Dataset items
..........

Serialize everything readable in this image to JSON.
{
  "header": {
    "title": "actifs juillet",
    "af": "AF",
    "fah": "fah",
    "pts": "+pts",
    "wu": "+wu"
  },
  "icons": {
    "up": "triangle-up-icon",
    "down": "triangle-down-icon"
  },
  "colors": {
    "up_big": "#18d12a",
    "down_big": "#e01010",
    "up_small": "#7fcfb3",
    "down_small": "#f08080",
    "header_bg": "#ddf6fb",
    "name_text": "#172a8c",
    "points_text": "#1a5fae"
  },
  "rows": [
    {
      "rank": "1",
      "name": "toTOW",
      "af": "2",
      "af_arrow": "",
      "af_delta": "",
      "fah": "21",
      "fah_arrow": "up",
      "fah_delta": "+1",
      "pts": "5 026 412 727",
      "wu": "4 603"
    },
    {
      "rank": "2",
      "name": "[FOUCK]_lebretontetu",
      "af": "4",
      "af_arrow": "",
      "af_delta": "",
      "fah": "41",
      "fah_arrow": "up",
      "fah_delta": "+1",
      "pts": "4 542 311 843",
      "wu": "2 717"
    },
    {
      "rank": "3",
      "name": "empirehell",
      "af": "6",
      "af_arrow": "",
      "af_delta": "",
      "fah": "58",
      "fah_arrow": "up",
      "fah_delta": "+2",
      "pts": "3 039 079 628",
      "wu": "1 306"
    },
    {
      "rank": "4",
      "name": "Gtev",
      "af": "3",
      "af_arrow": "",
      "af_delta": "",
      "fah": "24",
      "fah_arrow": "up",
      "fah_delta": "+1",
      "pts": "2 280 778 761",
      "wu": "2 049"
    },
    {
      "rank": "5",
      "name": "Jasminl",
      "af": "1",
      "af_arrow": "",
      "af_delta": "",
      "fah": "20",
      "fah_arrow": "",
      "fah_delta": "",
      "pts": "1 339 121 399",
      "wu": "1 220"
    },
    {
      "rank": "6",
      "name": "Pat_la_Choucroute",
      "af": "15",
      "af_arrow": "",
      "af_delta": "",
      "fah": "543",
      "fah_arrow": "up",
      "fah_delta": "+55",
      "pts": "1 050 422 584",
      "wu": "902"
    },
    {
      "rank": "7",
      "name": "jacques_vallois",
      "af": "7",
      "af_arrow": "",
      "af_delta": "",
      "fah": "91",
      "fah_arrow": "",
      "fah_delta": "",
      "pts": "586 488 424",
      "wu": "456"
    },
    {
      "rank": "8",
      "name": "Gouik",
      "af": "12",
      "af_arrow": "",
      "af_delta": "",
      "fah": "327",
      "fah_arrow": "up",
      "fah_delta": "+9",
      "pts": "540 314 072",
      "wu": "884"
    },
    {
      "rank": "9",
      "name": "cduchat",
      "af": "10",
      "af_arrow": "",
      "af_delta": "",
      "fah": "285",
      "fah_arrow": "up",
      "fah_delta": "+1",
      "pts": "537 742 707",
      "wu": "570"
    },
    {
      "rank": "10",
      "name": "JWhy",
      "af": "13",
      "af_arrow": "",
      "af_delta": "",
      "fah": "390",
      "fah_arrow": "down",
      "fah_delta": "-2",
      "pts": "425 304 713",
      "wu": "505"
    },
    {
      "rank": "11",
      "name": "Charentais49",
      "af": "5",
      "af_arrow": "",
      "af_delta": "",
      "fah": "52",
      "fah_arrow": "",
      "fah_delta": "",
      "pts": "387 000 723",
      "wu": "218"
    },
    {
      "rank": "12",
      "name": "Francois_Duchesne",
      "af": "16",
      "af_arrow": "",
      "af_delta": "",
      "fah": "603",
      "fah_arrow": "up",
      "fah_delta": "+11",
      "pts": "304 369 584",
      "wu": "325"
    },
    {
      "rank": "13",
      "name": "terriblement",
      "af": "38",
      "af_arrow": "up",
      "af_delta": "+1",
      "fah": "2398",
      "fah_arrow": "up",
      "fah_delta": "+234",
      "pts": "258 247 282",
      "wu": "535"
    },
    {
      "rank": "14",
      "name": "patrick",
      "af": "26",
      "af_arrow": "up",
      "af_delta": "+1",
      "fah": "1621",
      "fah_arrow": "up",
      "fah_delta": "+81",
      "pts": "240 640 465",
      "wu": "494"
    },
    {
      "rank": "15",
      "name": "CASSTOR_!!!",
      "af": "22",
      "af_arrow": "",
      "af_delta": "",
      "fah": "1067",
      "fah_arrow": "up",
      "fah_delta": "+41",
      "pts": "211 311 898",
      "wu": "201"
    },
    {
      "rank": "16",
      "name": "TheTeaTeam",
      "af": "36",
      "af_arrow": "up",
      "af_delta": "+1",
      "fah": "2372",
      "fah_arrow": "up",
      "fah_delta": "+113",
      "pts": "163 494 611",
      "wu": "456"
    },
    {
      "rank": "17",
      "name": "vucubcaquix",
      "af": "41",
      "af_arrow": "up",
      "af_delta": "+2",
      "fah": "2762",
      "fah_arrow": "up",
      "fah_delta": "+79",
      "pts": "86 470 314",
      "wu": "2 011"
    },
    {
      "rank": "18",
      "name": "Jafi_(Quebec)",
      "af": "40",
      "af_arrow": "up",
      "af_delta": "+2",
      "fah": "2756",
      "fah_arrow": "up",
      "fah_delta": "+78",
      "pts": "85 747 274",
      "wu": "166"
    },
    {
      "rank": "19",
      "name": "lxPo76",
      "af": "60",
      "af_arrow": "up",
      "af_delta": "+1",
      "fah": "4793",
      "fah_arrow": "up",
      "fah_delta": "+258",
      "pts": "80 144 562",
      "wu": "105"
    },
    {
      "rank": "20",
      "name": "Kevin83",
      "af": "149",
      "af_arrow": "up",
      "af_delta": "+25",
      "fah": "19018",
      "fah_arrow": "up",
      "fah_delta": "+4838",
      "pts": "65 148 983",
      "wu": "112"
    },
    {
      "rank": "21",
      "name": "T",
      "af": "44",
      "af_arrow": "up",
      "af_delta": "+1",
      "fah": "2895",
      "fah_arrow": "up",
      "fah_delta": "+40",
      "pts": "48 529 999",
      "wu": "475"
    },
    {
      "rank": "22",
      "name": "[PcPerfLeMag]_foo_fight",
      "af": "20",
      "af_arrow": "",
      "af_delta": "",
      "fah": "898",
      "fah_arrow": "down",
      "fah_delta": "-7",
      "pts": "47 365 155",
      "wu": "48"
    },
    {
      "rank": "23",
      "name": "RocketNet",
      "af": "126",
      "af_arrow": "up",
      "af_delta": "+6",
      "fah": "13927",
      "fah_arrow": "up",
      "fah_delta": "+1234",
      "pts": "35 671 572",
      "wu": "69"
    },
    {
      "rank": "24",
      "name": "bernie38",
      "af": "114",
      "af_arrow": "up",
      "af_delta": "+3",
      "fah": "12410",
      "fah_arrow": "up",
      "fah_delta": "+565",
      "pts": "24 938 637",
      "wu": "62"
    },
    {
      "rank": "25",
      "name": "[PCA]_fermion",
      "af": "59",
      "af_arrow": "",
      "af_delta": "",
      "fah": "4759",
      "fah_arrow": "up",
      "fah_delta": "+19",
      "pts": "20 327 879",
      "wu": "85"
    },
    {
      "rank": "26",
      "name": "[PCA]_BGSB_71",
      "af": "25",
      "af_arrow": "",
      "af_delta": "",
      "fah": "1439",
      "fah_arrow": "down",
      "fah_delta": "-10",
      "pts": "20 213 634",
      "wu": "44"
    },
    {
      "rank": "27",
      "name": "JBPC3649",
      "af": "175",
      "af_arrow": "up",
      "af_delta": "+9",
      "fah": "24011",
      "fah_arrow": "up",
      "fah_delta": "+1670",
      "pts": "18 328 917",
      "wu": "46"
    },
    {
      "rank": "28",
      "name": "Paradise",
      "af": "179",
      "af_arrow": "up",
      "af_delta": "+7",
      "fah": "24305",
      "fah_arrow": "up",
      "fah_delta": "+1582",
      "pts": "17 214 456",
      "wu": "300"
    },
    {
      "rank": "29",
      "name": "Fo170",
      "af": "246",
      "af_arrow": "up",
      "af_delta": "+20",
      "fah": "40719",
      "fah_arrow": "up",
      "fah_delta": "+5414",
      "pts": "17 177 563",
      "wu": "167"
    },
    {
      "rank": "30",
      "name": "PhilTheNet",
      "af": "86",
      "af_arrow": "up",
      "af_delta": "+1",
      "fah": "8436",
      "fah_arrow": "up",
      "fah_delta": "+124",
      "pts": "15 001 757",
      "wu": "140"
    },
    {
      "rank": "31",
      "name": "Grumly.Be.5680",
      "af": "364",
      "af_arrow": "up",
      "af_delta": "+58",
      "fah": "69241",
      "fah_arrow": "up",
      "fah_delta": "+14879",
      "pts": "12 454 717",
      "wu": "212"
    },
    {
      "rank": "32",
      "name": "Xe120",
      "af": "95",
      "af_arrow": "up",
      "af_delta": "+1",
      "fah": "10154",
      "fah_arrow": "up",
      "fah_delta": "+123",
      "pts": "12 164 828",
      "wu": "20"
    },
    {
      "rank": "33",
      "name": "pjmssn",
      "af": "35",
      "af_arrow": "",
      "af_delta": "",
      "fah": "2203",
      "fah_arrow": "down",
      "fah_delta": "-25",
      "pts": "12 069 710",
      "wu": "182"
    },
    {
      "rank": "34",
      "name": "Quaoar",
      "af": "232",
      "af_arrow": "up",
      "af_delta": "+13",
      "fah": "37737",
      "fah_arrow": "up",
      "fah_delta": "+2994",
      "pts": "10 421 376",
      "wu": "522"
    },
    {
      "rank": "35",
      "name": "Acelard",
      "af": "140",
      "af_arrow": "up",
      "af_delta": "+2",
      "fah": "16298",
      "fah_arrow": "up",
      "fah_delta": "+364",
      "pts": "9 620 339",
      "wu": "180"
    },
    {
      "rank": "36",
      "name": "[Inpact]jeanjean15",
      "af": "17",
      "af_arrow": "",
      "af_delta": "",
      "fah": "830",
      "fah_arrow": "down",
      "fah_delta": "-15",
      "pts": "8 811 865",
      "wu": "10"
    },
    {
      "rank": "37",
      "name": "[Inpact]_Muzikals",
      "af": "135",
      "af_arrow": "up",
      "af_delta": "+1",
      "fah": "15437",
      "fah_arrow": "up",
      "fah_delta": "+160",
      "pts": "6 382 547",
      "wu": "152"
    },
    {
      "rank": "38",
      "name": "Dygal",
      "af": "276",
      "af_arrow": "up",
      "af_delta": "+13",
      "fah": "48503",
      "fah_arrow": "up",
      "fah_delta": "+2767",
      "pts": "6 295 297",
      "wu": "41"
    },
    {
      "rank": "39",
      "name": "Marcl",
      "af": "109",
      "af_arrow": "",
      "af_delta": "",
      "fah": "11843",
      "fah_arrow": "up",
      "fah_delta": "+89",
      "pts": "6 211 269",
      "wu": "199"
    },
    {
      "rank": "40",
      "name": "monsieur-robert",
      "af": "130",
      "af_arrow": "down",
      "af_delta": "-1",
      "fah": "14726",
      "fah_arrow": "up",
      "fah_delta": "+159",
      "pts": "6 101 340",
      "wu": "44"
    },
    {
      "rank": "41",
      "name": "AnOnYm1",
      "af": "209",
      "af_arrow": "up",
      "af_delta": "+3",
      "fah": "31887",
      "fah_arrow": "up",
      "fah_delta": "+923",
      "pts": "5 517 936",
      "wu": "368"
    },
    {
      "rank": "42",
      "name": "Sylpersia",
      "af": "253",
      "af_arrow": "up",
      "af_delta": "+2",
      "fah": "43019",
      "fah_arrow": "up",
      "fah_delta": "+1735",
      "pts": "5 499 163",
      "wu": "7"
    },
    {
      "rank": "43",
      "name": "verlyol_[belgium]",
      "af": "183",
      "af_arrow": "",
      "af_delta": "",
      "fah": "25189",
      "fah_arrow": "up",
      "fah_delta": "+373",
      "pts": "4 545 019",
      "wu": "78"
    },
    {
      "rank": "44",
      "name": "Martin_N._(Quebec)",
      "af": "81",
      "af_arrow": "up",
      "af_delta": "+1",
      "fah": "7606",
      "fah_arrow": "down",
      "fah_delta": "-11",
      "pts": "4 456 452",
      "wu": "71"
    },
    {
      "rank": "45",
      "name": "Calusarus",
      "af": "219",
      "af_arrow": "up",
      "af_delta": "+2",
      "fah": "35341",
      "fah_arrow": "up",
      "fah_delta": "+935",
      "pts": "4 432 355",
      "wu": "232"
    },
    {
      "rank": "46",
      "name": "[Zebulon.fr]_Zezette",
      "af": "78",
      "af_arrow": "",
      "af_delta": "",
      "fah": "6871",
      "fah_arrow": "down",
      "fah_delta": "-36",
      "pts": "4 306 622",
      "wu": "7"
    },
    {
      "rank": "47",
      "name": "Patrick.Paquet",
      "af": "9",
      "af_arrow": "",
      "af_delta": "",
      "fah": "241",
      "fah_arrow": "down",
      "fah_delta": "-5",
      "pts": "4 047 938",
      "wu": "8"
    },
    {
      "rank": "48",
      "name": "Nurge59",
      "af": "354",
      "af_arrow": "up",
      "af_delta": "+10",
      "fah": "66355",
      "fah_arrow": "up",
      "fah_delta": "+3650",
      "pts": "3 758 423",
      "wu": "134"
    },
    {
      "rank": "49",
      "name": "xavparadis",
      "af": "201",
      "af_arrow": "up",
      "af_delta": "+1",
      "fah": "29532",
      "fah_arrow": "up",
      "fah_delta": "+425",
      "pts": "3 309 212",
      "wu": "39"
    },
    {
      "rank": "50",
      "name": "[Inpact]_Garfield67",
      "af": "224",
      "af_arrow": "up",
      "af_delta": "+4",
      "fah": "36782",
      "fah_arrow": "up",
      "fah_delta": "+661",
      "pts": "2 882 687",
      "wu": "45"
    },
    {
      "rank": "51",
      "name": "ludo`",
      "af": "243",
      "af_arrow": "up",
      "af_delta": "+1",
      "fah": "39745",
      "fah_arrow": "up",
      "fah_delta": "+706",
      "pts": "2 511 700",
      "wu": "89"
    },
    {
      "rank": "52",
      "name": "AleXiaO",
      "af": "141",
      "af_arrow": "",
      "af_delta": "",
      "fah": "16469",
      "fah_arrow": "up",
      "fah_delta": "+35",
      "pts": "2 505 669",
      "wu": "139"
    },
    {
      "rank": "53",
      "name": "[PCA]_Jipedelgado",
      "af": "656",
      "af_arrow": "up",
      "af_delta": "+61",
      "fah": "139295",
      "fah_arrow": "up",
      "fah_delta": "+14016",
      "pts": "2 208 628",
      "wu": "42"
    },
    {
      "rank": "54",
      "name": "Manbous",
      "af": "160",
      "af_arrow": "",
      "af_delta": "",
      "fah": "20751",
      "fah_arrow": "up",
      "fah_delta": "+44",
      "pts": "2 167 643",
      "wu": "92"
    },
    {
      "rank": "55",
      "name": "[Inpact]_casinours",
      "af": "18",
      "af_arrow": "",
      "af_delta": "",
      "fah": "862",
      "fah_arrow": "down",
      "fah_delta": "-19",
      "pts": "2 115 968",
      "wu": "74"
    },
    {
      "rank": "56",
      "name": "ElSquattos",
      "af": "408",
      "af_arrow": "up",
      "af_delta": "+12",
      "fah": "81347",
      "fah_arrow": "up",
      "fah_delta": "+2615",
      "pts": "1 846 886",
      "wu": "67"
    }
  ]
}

..........

* Exercise description:
Lines holding the word "Inpact" in the entries above are the ones to pull out. Copy them all.

* Exercise solution:
      "name": "[Inpact]jeanjean15",
      "name": "[Inpact]_Muzikals",
      "name": "[Inpact]_Garfield67",
      "name": "[Inpact]_casinours",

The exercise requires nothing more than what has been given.